### [Goal of the exercise]
Pick out each line containing the string "JSON" and copy it.

-- start Stored data --

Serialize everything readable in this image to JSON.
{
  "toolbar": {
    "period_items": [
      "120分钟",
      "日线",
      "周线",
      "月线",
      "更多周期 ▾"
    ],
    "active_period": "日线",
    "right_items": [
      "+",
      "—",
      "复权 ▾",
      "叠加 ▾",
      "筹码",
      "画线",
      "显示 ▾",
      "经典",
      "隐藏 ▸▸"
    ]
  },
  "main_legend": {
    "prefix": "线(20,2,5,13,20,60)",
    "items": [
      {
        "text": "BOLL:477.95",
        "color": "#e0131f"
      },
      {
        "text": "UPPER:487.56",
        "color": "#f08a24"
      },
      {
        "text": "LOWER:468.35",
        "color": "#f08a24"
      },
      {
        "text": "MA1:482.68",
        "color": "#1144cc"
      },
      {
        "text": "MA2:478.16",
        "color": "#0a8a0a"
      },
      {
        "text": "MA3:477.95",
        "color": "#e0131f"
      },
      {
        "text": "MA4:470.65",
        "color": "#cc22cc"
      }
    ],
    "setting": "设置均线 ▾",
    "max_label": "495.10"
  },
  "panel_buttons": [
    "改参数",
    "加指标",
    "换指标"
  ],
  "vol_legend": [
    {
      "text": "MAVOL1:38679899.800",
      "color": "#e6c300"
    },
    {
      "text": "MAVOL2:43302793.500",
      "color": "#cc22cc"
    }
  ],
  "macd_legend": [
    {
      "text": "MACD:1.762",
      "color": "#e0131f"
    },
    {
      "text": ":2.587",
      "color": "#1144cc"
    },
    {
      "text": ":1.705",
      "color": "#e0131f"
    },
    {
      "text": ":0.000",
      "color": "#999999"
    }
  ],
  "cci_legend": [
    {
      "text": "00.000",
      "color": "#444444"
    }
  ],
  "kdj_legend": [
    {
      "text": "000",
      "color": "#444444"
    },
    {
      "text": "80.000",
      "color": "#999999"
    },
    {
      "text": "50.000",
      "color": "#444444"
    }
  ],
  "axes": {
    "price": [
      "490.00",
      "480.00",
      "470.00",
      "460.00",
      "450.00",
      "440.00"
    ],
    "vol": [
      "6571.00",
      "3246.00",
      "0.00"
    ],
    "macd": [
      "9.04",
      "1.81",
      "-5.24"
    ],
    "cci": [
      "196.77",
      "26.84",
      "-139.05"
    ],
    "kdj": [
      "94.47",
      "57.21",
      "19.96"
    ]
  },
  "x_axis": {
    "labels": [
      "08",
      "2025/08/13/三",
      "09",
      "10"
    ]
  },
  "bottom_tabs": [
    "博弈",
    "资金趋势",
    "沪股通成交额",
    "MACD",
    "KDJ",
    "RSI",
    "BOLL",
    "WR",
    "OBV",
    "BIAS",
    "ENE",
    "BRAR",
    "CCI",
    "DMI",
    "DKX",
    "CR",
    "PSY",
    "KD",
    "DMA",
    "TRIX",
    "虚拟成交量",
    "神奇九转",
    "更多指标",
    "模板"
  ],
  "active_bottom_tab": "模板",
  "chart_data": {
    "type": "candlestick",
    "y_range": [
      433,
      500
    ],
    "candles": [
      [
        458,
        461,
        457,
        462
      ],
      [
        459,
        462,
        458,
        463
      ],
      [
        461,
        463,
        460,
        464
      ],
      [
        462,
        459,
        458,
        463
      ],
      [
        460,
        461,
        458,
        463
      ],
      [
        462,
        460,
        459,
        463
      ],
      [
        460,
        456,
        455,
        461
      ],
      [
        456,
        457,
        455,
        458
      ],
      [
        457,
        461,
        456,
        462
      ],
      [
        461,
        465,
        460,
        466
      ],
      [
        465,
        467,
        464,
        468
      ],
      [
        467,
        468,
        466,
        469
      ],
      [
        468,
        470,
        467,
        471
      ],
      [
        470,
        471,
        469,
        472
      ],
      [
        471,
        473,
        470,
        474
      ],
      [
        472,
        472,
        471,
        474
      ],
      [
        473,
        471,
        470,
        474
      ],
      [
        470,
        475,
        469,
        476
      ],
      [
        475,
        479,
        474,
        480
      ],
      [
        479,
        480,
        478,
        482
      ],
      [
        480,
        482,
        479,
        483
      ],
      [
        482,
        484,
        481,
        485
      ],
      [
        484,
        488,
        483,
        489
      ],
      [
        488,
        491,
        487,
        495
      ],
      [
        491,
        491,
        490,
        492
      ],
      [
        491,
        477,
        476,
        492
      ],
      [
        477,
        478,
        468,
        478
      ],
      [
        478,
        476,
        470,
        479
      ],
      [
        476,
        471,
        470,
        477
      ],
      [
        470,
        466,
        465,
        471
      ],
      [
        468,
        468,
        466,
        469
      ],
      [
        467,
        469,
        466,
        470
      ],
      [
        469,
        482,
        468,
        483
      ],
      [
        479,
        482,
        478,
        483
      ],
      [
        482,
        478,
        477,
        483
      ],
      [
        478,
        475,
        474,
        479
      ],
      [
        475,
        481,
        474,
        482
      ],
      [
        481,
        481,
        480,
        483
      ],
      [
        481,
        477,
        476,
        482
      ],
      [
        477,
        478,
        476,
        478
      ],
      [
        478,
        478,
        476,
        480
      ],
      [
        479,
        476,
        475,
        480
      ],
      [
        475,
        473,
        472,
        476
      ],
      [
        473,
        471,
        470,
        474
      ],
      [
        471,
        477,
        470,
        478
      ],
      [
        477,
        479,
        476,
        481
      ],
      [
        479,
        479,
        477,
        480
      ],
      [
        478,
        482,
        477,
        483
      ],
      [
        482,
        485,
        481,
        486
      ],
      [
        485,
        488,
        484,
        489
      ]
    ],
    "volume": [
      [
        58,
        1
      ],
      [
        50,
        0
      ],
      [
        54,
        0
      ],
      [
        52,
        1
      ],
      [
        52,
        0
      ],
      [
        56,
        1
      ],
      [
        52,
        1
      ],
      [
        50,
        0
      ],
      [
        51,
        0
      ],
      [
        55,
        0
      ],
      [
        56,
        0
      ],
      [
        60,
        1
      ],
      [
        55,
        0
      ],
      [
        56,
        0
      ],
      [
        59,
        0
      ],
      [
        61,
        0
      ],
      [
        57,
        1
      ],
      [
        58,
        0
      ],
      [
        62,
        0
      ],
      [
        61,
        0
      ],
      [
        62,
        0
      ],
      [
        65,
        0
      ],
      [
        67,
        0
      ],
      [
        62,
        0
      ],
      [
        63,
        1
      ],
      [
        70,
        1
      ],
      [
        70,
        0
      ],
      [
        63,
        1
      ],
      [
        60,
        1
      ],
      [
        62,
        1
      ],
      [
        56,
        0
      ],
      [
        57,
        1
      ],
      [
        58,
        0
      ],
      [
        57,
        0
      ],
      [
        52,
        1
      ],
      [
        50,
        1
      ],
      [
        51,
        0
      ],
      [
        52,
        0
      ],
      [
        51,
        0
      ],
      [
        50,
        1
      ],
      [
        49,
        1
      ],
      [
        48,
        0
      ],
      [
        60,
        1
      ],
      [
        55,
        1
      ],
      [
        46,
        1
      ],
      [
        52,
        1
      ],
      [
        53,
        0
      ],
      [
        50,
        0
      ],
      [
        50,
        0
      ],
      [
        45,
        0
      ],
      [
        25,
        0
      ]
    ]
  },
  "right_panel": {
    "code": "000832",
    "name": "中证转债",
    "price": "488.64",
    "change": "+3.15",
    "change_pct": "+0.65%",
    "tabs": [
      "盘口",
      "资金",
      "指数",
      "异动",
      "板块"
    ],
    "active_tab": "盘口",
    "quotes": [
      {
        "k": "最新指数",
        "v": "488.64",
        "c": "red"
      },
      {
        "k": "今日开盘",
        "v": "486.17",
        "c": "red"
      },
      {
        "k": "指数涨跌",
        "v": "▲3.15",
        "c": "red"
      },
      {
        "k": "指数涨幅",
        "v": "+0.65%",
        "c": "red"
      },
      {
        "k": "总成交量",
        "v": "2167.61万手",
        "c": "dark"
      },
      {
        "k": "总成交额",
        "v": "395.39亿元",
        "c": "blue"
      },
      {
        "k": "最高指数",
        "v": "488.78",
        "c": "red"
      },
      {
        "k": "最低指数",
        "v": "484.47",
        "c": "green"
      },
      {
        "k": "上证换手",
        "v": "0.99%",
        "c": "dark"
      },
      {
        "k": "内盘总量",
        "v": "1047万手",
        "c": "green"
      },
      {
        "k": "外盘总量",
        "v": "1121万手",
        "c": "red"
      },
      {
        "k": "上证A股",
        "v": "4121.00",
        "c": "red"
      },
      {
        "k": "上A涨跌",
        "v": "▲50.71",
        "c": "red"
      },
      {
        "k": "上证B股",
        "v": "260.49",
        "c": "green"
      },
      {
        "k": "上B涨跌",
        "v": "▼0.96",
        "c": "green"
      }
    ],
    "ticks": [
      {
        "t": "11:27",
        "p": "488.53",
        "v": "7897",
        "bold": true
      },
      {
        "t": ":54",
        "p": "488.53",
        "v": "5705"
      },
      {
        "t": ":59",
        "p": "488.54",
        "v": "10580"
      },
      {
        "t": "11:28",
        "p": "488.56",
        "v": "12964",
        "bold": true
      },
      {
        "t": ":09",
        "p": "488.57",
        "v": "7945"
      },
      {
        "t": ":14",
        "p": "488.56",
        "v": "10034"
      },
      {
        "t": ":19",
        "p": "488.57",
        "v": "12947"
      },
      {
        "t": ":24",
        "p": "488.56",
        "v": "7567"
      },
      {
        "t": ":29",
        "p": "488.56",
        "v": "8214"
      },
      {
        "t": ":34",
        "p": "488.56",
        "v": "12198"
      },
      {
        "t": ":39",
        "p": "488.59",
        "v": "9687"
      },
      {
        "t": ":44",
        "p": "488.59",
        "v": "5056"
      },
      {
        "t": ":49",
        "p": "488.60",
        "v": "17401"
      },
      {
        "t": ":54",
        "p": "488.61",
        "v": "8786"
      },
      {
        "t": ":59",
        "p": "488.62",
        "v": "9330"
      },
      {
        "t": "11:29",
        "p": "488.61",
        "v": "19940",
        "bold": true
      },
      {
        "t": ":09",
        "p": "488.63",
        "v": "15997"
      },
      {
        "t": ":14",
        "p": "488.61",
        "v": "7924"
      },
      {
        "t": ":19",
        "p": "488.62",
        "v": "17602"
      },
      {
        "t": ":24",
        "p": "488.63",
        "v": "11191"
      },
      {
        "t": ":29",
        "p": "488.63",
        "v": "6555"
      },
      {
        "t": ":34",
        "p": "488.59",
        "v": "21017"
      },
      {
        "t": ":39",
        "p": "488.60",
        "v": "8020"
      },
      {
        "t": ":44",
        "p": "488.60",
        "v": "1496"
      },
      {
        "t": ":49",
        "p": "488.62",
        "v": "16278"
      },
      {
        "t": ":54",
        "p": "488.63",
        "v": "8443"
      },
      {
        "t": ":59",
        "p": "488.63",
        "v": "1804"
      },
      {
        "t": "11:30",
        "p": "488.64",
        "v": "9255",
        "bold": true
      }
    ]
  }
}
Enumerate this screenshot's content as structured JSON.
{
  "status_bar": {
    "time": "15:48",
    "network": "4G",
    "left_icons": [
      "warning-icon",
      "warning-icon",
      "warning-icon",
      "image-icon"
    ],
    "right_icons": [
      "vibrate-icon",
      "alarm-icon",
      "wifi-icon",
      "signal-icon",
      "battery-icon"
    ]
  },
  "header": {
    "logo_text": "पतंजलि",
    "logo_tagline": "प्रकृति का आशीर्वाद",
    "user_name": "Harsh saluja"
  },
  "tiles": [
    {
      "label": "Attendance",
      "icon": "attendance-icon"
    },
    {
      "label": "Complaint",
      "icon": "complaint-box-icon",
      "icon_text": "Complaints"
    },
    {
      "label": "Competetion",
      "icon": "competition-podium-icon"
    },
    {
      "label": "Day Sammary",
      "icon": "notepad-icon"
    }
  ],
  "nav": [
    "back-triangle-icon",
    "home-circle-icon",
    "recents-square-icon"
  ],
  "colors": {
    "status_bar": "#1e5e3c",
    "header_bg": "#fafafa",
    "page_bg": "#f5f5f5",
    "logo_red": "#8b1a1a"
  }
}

-- end Stored data --

### [Response to this task]
Serialize everything readable in this image to JSON.
Enumerate this screenshot's content as structured JSON.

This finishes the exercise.